Instructions for the task: List all lines in the material below that contain "title".

Available records:

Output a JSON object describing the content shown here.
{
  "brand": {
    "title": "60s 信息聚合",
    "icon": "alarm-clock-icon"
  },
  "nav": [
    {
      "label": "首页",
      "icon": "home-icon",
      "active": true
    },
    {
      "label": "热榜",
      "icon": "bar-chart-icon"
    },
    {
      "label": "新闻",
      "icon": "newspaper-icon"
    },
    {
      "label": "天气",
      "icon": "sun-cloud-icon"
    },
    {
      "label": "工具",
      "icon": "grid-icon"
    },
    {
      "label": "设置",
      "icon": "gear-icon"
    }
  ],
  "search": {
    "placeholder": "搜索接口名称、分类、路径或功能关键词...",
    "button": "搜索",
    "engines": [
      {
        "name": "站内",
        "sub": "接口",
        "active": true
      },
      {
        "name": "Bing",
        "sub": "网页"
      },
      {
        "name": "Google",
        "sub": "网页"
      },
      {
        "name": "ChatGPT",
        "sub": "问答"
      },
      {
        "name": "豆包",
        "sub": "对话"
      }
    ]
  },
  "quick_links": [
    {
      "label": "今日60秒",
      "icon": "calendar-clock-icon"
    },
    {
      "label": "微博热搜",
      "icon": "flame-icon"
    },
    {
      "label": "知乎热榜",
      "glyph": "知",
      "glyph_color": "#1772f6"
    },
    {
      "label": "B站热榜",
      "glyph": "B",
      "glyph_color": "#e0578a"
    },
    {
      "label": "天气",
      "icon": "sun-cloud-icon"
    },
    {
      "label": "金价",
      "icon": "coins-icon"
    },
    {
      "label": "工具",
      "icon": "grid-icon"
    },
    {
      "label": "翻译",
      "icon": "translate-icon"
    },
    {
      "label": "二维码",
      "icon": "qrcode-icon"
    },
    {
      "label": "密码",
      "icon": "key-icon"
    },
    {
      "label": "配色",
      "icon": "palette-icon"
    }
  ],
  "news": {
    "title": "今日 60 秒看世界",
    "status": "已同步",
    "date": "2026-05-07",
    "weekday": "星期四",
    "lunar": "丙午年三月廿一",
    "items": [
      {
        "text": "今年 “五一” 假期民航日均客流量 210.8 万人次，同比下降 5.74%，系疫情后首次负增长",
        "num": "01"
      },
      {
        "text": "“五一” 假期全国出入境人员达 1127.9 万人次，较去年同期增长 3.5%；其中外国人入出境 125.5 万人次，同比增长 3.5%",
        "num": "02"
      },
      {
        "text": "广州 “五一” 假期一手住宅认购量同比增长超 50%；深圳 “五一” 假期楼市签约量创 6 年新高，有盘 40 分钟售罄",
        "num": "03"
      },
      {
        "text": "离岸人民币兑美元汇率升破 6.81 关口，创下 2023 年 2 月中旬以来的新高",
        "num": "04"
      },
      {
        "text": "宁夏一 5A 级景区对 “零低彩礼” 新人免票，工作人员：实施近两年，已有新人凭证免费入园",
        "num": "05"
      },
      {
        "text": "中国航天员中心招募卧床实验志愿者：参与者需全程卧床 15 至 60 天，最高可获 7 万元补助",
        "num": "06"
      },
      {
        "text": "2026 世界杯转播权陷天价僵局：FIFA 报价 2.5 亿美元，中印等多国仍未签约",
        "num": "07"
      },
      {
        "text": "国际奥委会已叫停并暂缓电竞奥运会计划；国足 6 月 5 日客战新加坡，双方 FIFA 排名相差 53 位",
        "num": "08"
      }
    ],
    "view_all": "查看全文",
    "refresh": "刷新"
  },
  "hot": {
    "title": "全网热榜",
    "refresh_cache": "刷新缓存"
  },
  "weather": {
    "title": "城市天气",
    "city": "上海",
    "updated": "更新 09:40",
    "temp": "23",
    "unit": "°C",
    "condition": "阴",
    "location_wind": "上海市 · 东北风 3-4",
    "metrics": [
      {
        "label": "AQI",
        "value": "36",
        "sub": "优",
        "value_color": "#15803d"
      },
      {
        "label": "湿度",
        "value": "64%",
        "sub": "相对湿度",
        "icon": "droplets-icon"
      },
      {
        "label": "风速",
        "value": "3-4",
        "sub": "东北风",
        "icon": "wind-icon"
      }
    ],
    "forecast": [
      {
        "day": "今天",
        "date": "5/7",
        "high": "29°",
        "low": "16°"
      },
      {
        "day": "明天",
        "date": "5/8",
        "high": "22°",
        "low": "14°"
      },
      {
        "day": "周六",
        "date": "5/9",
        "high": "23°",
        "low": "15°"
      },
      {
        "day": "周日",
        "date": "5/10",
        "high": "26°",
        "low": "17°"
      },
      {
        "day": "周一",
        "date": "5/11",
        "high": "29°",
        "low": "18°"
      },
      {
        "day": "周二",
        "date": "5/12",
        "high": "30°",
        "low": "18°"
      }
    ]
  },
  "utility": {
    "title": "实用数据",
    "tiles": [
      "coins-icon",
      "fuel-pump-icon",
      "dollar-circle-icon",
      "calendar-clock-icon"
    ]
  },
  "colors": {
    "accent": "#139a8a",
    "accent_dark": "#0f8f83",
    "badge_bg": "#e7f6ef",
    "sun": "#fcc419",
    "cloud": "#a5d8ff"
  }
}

Reply to the exercise:
    "title": "60s 信息聚合",
    "title": "今日 60 秒看世界",
    "title": "全网热榜",
    "title": "城市天气",
    "title": "实用数据",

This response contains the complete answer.